(Extracted records)
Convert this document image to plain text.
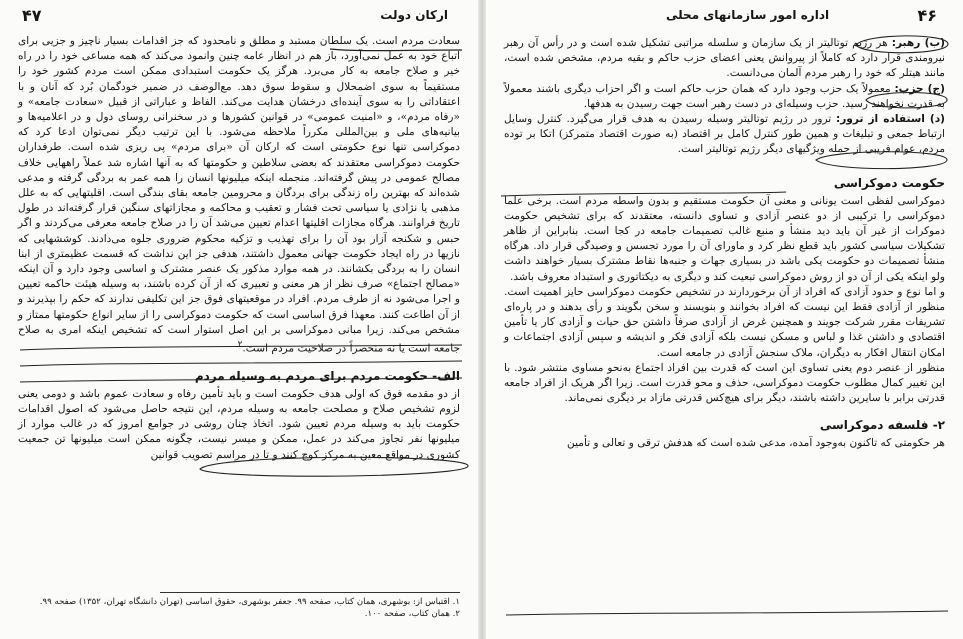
۴۷	ارکان دولت

سعادت مردم است. یک سلطان مستبد و مطلق و نامحدود که جز اقدامات بسیار ناچیز و جزیی برای اتباع خود به عمل نمی‌آورد، باز هم در انظار عامه چنین وانمود می‌کند که همه مساعی خود را در راه خیر و صلاح جامعه به کار می‌برد. هرگز یک حکومت استبدادی ممکن است مردم کشور خود را مستقیماً به سوی اضمحلال و سقوط سوق دهد. مع‌الوصف در ضمیر خودگمان بُرد که آنان و با اعتقاداتی را به سوی آینده‌ای درخشان هدایت می‌کند. الفاظ و عباراتی از قبیل «سعادت جامعه» و «رفاه مردم»، و «امنیت عمومی» در قوانین کشورها و در سخنرانی روسای دول و در اعلامیه‌ها و بیانیه‌های ملی و بین‌المللی مکرراً ملاحظه می‌شود. با این ترتیب دیگر نمی‌توان ادعا کرد که دموکراسی تنها نوع حکومتی است که ارکان آن «برای مردم» پی ریزی شده است. طرفداران حکومت دموکراسی معتقدند که بعضی سلاطین و حکومتها که به آنها اشاره شد عملاً راههایی خلاف مصالح عمومی در پیش گرفته‌اند. منجمله اینکه میلیونها انسان را همه عمر به بردگی گرفته و مدعی شده‌اند که بهترین راه زندگی برای بردگان و محرومین جامعه بقای بندگی است. اقلیتهایی که به علل مذهبی یا نژادی یا سیاسی تحت فشار و تعقیب و محاکمه و مجازاتهای سنگین قرار گرفته‌اند در طول تاریخ فراوانند. هرگاه مجازات اقلیتها اعدام تعیین می‌شد آن را در صلاح جامعه معرفی می‌کردند و اگر حبس و شکنجه آزار بود آن را برای تهذیب و تزکیه محکوم ضروری جلوه می‌دادند. کوششهایی که نازیها در راه ایجاد حکومت جهانی معمول داشتند، هدفی جز این نداشت که قسمت عظیمتری از ابنا انسان را به بردگی بکشانند. در همه موارد مذکور یک عنصر مشترک و اساسی وجود دارد و آن اینکه «مصالح اجتماع» صرف نظر از هر معنی و تعبیری که از آن کرده باشند، به وسیله هیئت حاکمه تعیین و اجرا می‌شود نه از طرف مردم. افراد در موقعیتهای فوق جز این تکلیفی ندارند که حکم را بپذیرند و از آن اطاعت کنند. معهذا فرق اساسی است که حکومت دموکراسی را از سایر انواع حکومتها ممتاز و مشخص می‌کند. زیرا مبانی دموکراسی بر این اصل استوار است که تشخیص اینکه امری به صلاح جامعه است یا نه منحصراً در صلاحیت مردم است.$^۲$

الف- حکومت مردم برای مردم به وسیله مردم

از دو مقدمه فوق که اولی هدف حکومت است و باید تأمین رفاه و سعادت عموم باشد و دومی یعنی لزوم تشخیص صلاح و مصلحت جامعه به وسیله مردم، این نتیجه حاصل می‌شود که اصول اقدامات حکومت باید به وسیله مردم تعیین شود. اتخاذ چنان روشی در جوامع امروز که در غالب موارد از میلیونها نفر تجاوز می‌کند در عمل، ممکن و میسر نیست، چگونه ممکن است میلیونها تن جمعیت کشوری در مواقع معین به مرکز کوچ کنند و تا در مراسم تصویب قوانین

۱. اقتباس از: بوشهری، همان کتاب، صفحه ۹۹. جعفر بوشهری، حقوق اساسی (تهران دانشگاه تهران، ۱۳۵۲) صفحه ۹۹.

۲. همان کتاب، صفحه ۱۰۰.

۴۶
اداره امور سازمانهای محلی

(ب) رهبر: هر رژیم توتالیتر از یک سازمان و سلسله مراتبی تشکیل شده است و در رأس آن رهبر نیرومندی قرار دارد که کاملاً از پیروانش یعنی اعضای حزب حاکم و بقیه مردم، مشخص شده است، مانند هیتلر که خود را رهبر مردم آلمان می‌دانست.

(ج) حزب: معمولاً یک حزب وجود دارد که همان حزب حاکم است و اگر احزاب دیگری باشند معمولاً به قدرت نخواهند رسید. حزب وسیله‌ای در دست رهبر است جهت رسیدن به هدفها.

(د) استفاده از ترور: ترور در رژیم توتالیتر وسیله رسیدن به هدف قرار می‌گیرد. کنترل وسایل ارتباط جمعی و تبلیغات و همین طور کنترل کامل بر اقتصاد (به صورت اقتصاد متمرکز) اتکا بر توده مردم، عوام فریبی از جمله ویژگیهای دیگر رژیم توتالیتر است.

حکومت دموکراسی

دموکراسی لفظی است یونانی و معنی آن حکومت مستقیم و بدون واسطه مردم است. برخی علما دموکراسی را ترکیبی از دو عنصر آزادی و تساوی دانسته، معتقدند که برای تشخیص حکومت دموکرات از غیر آن باید دید منشأ و منبع غالب تصمیمات جامعه در کجا است. بنابراین از ظاهر تشکیلات سیاسی کشور باید قطع نظر کرد و ماورای آن را مورد تجسس و وصیدگی قرار داد. هرگاه منشأ تصمیمات دو حکومت یکی باشد در بسیاری جهات و جنبه‌ها نقاط مشترک بسیار خواهند داشت ولو اینکه یکی از آن دو از روش دموکراسی تبعیت کند و دیگری به دیکتاتوری و استبداد معروف باشد.

و اما نوع و حدود آزادی که افراد از آن برخوردارند در تشخیص حکومت دموکراسی حایز اهمیت است. منظور از آزادی فقط این نیست که افراد بخوانند و بنویسند و سخن بگویند و رأی بدهند و در پاره‌ای تشریفات مقرر شرکت جویند و همچنین غرض از آزادی صرفاً داشتن حق حیات و آزادی کار یا تأمین اقتصادی و داشتن غذا و لباس و مسکن نیست بلکه آزادی فکر و اندیشه و سپس آزادی اجتماعات و امکان انتقال افکار به دیگران، ملاک سنجش آزادی در جامعه است.

منظور از عنصر دوم یعنی تساوی این است که قدرت بین افراد اجتماع به‌نحو مساوی منتشر شود. با این تغییر کمال مطلوب حکومت دموکراسی، حذف و محو قدرت است. زیرا اگر هریک از افراد جامعه قدرتی برابر با سایرین داشته باشند، دیگر برای هیچ‌کس قدرتی مازاد بر دیگری نمی‌ماند.

۲- فلسفه دموکراسی

هر حکومتی که تاکنون به‌وجود آمده، مدعی شده است که هدفش ترقی و تعالی و تأمین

Exercise description
Look through the listing and extract every line with "صفحه" in it.

Final result
۱. اقتباس از: بوشهری، همان کتاب، صفحه ۹۹. جعفر بوشهری، حقوق اساسی (تهران دانشگاه تهران، ۱۳۵۲) صفحه ۹۹.
۲. همان کتاب، صفحه ۱۰۰.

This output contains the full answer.